## What is expected
Print the complete set of entries exactly.

— START OF Records —

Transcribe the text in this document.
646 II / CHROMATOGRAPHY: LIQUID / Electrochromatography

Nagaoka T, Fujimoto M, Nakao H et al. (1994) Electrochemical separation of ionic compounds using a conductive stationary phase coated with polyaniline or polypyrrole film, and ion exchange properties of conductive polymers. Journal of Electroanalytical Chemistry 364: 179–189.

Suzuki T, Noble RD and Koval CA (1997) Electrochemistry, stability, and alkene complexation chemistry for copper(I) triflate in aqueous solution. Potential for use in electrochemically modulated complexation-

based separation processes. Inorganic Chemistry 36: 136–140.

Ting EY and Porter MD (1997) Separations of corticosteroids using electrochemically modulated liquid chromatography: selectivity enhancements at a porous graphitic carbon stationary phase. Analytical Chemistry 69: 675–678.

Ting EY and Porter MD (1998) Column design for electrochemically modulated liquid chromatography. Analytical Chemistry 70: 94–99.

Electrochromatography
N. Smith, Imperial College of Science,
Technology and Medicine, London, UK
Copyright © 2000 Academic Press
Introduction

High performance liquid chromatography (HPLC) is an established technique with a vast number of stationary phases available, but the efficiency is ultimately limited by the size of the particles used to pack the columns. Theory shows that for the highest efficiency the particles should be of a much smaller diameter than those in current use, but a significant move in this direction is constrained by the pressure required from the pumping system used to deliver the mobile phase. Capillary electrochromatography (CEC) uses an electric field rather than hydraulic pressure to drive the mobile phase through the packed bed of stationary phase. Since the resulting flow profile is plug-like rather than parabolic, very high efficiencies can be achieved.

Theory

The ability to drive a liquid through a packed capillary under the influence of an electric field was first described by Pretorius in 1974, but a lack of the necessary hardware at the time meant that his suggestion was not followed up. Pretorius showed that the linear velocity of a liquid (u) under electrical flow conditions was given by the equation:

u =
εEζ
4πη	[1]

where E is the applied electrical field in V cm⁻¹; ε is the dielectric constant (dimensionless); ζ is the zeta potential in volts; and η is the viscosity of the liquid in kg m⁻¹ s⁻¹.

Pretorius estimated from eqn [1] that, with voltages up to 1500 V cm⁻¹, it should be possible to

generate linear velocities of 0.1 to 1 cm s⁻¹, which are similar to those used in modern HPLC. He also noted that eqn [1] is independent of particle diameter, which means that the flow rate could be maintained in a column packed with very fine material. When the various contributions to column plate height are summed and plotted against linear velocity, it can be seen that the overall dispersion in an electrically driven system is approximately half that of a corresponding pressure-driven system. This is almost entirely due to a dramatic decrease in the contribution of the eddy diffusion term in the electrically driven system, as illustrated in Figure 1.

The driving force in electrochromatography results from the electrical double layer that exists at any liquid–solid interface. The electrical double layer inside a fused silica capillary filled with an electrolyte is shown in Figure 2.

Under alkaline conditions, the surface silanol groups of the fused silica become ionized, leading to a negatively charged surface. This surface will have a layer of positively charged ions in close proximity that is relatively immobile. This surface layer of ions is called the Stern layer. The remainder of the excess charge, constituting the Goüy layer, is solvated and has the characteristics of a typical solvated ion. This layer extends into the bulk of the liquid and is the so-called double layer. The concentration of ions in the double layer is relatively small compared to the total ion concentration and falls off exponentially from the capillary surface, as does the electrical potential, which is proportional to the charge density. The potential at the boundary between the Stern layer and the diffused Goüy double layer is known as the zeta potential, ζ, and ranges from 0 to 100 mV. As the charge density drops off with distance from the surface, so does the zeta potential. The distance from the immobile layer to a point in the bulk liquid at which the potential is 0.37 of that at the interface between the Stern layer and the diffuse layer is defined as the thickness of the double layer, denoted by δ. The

— END OF Records —

## Solution for this exercise
Transcribe the text in this document.
646 II / CHROMATOGRAPHY: LIQUID / Electrochromatography

Nagaoka T, Fujimoto M, Nakao H et al. (1994) Electrochemical separation of ionic compounds using a conductive stationary phase coated with polyaniline or polypyrrole film, and ion exchange properties of conductive polymers. Journal of Electroanalytical Chemistry 364: 179–189.

Suzuki T, Noble RD and Koval CA (1997) Electrochemistry, stability, and alkene complexation chemistry for copper(I) triflate in aqueous solution. Potential for use in electrochemically modulated complexation-

based separation processes. Inorganic Chemistry 36: 136–140.

Ting EY and Porter MD (1997) Separations of corticosteroids using electrochemically modulated liquid chromatography: selectivity enhancements at a porous graphitic carbon stationary phase. Analytical Chemistry 69: 675–678.

Ting EY and Porter MD (1998) Column design for electrochemically modulated liquid chromatography. Analytical Chemistry 70: 94–99.

Electrochromatography
N. Smith, Imperial College of Science,
Technology and Medicine, London, UK
Copyright © 2000 Academic Press
Introduction

High performance liquid chromatography (HPLC) is an established technique with a vast number of stationary phases available, but the efficiency is ultimately limited by the size of the particles used to pack the columns. Theory shows that for the highest efficiency the particles should be of a much smaller diameter than those in current use, but a significant move in this direction is constrained by the pressure required from the pumping system used to deliver the mobile phase. Capillary electrochromatography (CEC) uses an electric field rather than hydraulic pressure to drive the mobile phase through the packed bed of stationary phase. Since the resulting flow profile is plug-like rather than parabolic, very high efficiencies can be achieved.

Theory

The ability to drive a liquid through a packed capillary under the influence of an electric field was first described by Pretorius in 1974, but a lack of the necessary hardware at the time meant that his suggestion was not followed up. Pretorius showed that the linear velocity of a liquid (u) under electrical flow conditions was given by the equation:

u =
εEζ
4πη	[1]

where E is the applied electrical field in V cm⁻¹; ε is the dielectric constant (dimensionless); ζ is the zeta potential in volts; and η is the viscosity of the liquid in kg m⁻¹ s⁻¹.

Pretorius estimated from eqn [1] that, with voltages up to 1500 V cm⁻¹, it should be possible to

generate linear velocities of 0.1 to 1 cm s⁻¹, which are similar to those used in modern HPLC. He also noted that eqn [1] is independent of particle diameter, which means that the flow rate could be maintained in a column packed with very fine material. When the various contributions to column plate height are summed and plotted against linear velocity, it can be seen that the overall dispersion in an electrically driven system is approximately half that of a corresponding pressure-driven system. This is almost entirely due to a dramatic decrease in the contribution of the eddy diffusion term in the electrically driven system, as illustrated in Figure 1.

The driving force in electrochromatography results from the electrical double layer that exists at any liquid–solid interface. The electrical double layer inside a fused silica capillary filled with an electrolyte is shown in Figure 2.

Under alkaline conditions, the surface silanol groups of the fused silica become ionized, leading to a negatively charged surface. This surface will have a layer of positively charged ions in close proximity that is relatively immobile. This surface layer of ions is called the Stern layer. The remainder of the excess charge, constituting the Goüy layer, is solvated and has the characteristics of a typical solvated ion. This layer extends into the bulk of the liquid and is the so-called double layer. The concentration of ions in the double layer is relatively small compared to the total ion concentration and falls off exponentially from the capillary surface, as does the electrical potential, which is proportional to the charge density. The potential at the boundary between the Stern layer and the diffused Goüy double layer is known as the zeta potential, ζ, and ranges from 0 to 100 mV. As the charge density drops off with distance from the surface, so does the zeta potential. The distance from the immobile layer to a point in the bulk liquid at which the potential is 0.37 of that at the interface between the Stern layer and the diffuse layer is defined as the thickness of the double layer, denoted by δ. The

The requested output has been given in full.